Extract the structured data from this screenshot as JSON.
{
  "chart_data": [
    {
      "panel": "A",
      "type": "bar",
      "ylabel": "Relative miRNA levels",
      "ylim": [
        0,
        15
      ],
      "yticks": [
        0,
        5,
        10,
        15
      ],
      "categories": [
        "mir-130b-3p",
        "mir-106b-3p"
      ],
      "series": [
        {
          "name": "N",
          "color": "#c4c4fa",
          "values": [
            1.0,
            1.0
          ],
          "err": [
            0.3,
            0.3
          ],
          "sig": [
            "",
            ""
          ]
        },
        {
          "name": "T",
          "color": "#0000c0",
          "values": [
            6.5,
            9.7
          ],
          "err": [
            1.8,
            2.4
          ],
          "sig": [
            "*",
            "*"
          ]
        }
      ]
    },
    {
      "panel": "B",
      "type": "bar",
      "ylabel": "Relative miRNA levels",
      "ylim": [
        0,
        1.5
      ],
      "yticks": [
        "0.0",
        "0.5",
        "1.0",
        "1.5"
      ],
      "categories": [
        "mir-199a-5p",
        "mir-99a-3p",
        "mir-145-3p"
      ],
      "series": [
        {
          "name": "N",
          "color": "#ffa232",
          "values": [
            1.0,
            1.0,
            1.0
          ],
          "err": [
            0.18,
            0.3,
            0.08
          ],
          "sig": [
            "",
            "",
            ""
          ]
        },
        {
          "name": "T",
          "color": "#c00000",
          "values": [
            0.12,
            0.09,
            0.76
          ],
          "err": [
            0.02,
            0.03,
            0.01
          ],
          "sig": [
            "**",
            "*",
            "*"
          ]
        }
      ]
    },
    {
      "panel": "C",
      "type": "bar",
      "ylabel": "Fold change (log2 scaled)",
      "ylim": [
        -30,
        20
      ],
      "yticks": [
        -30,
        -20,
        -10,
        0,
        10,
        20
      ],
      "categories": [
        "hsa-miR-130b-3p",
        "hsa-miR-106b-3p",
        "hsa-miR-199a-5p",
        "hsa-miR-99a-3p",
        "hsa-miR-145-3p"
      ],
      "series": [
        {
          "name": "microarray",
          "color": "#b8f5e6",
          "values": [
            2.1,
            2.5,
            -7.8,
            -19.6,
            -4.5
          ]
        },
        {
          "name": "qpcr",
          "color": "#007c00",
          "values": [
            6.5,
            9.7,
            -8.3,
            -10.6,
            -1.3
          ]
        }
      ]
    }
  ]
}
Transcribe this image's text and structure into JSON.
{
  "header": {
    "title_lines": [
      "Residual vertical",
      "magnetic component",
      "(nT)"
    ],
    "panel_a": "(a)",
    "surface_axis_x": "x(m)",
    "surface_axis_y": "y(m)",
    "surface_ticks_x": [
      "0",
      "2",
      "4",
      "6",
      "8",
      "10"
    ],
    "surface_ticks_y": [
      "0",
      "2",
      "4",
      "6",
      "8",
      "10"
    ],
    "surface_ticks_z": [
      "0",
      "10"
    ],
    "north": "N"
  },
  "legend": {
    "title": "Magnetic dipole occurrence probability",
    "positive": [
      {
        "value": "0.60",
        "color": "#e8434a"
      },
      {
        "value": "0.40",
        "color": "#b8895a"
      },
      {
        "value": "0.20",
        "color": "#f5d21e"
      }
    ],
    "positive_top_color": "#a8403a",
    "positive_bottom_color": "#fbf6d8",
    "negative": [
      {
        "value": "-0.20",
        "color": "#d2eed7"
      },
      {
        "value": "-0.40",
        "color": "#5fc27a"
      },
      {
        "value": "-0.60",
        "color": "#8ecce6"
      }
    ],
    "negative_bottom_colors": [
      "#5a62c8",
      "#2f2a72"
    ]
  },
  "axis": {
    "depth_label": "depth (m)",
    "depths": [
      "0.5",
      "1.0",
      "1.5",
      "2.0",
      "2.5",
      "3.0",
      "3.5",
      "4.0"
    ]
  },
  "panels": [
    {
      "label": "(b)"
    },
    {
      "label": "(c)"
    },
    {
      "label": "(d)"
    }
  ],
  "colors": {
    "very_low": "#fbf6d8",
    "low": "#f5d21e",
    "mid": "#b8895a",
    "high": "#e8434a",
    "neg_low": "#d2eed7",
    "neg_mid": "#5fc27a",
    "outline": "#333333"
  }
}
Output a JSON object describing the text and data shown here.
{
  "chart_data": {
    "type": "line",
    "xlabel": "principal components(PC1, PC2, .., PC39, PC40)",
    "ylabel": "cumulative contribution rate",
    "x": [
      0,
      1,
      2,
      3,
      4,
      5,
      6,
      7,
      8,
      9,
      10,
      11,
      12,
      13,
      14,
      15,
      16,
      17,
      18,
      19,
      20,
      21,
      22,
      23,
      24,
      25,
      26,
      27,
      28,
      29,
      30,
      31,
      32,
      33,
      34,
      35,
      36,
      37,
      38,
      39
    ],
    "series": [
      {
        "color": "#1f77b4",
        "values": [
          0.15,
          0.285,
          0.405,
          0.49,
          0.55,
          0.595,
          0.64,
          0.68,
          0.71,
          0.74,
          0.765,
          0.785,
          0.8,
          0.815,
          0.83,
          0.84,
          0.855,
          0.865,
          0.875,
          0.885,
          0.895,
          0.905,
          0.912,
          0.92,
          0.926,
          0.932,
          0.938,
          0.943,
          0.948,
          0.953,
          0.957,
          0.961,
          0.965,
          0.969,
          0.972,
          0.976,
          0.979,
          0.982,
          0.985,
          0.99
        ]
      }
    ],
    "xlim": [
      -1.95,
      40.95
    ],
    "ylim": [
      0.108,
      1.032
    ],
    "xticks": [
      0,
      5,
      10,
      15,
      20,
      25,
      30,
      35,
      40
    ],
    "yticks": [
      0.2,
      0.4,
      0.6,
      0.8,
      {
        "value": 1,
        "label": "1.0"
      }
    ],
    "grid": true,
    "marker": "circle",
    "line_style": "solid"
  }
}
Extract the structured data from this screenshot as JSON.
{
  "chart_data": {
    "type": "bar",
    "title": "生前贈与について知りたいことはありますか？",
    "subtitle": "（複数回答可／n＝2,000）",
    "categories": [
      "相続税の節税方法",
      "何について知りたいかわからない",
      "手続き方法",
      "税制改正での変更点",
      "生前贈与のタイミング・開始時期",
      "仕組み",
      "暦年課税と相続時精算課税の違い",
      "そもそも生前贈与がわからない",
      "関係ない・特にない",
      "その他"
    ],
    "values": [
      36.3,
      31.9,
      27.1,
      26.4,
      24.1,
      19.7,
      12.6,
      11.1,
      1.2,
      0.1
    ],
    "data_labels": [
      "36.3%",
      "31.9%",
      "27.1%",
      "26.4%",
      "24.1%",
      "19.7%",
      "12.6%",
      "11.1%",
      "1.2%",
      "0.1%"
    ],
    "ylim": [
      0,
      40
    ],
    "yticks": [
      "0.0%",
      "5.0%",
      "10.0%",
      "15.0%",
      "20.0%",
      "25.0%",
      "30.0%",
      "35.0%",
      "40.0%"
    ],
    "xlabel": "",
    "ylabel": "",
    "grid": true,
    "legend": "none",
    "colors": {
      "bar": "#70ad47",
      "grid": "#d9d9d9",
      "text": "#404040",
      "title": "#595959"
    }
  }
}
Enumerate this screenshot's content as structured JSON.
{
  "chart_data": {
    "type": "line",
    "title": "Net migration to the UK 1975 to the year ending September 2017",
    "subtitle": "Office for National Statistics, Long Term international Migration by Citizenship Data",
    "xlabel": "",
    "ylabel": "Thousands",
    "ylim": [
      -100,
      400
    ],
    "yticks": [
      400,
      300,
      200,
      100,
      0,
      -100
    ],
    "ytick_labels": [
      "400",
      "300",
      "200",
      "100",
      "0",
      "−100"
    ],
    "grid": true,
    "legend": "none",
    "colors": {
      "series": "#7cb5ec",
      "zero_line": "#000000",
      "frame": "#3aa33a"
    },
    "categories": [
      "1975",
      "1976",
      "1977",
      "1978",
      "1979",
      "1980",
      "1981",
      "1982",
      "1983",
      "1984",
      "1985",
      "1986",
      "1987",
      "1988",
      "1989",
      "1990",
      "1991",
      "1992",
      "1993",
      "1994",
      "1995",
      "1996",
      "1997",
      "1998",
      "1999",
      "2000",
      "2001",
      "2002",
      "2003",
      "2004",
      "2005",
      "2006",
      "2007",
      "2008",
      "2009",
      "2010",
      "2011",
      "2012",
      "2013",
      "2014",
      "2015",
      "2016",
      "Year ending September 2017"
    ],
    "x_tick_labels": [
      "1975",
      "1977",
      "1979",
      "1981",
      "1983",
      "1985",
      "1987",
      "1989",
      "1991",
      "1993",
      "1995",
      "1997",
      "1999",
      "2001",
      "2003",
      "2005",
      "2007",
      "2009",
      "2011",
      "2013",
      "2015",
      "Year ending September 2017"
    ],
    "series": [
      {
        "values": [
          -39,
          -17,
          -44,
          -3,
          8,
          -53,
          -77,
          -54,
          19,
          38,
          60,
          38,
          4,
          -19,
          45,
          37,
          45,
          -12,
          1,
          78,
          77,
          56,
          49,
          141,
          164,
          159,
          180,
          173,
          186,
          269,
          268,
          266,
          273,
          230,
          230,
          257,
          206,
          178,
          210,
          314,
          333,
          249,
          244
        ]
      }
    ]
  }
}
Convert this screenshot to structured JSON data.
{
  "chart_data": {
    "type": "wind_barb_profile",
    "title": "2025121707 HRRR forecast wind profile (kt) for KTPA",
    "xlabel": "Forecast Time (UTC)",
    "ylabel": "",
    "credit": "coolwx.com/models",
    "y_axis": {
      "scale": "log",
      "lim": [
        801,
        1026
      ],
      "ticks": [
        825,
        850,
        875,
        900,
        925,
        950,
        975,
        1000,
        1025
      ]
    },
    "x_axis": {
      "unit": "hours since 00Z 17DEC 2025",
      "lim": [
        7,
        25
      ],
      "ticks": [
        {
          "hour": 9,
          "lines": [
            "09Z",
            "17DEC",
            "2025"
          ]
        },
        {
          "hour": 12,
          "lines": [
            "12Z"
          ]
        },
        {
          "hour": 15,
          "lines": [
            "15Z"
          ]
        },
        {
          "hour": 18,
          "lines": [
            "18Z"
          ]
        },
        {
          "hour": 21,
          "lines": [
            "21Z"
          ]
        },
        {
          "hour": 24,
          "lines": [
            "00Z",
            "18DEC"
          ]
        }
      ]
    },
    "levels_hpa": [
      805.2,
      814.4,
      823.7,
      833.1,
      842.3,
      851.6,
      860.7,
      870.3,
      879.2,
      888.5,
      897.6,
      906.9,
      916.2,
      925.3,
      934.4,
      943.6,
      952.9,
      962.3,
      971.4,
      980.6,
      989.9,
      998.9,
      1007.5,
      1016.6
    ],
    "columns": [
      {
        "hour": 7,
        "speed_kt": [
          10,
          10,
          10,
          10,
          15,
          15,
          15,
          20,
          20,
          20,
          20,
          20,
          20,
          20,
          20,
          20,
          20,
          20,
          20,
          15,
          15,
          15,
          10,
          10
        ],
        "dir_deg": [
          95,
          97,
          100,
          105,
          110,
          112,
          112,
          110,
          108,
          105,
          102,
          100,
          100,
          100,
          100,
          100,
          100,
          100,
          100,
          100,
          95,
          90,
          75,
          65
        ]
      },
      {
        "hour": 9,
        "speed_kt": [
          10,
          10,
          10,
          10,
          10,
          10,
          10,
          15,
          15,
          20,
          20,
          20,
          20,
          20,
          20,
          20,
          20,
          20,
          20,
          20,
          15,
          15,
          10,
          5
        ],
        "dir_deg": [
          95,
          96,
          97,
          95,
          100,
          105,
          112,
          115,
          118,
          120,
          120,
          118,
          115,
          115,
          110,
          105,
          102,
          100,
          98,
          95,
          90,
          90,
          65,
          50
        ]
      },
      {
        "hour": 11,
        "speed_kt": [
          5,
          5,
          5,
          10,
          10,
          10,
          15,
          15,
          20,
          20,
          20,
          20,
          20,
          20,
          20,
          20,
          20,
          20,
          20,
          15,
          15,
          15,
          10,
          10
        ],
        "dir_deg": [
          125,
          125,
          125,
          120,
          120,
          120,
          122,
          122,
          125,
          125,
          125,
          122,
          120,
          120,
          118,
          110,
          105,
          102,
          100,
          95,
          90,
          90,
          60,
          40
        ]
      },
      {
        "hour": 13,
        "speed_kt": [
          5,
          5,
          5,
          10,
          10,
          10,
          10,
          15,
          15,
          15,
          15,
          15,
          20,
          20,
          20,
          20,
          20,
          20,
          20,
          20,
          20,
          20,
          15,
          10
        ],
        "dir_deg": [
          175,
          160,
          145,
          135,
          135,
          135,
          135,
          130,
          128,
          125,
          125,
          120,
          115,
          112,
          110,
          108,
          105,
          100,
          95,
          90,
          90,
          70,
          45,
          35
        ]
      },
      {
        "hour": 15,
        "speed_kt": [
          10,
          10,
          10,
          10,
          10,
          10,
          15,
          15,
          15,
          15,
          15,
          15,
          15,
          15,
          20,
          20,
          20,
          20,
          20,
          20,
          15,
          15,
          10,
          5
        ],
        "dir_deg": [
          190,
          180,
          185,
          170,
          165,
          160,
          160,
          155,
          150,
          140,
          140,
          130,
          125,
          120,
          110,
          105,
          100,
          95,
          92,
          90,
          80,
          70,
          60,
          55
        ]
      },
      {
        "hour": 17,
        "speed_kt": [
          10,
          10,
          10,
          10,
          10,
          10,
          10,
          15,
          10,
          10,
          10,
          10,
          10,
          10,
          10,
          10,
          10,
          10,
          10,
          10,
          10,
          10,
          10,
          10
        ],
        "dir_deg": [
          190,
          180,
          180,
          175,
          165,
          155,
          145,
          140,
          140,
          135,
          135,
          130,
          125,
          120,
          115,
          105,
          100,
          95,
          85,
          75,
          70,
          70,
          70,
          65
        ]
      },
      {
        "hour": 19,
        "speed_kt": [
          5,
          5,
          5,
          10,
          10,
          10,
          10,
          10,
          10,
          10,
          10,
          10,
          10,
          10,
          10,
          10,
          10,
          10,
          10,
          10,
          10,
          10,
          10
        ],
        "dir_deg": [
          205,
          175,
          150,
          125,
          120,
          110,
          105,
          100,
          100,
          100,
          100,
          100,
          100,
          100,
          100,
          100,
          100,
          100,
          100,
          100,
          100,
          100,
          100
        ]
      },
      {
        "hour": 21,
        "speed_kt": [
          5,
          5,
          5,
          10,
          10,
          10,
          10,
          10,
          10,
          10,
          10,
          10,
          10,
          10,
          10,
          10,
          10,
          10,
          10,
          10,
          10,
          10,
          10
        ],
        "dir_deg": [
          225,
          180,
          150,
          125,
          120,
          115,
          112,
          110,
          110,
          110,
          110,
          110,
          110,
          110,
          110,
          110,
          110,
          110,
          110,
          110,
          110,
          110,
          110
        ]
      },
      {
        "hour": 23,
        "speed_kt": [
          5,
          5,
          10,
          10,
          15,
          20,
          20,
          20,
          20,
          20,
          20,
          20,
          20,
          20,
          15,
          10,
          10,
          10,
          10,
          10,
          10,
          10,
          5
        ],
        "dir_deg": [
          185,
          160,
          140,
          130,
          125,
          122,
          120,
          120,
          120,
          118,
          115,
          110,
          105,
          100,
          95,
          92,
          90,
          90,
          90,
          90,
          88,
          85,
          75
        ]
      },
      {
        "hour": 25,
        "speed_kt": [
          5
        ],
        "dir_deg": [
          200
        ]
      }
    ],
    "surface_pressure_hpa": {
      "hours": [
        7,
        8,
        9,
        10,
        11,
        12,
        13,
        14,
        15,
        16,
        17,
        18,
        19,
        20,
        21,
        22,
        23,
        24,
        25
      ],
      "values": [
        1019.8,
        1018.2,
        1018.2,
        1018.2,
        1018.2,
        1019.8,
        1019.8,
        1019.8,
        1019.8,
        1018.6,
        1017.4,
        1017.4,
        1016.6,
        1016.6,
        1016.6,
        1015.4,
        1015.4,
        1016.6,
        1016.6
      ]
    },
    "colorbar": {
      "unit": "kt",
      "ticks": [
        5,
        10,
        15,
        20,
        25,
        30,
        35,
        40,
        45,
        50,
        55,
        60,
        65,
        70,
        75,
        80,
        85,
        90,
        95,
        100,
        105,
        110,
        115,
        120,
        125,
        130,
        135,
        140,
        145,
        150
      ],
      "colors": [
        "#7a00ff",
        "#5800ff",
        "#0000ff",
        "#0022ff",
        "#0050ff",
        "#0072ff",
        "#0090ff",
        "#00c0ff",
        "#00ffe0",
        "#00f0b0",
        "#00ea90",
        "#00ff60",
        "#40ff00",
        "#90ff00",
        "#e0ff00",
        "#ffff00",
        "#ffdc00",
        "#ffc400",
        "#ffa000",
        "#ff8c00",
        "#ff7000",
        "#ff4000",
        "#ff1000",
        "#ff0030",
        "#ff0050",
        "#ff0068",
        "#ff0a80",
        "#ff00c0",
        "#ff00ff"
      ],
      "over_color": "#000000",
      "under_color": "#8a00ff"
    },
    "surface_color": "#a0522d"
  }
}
━━━━━━━━
Task directions
Copy out all lines above that include the string "text".

Task output
Transcribe this image's text and structure into JSON.
Output a JSON object describing the text and data shown here.
      "text": "#404040",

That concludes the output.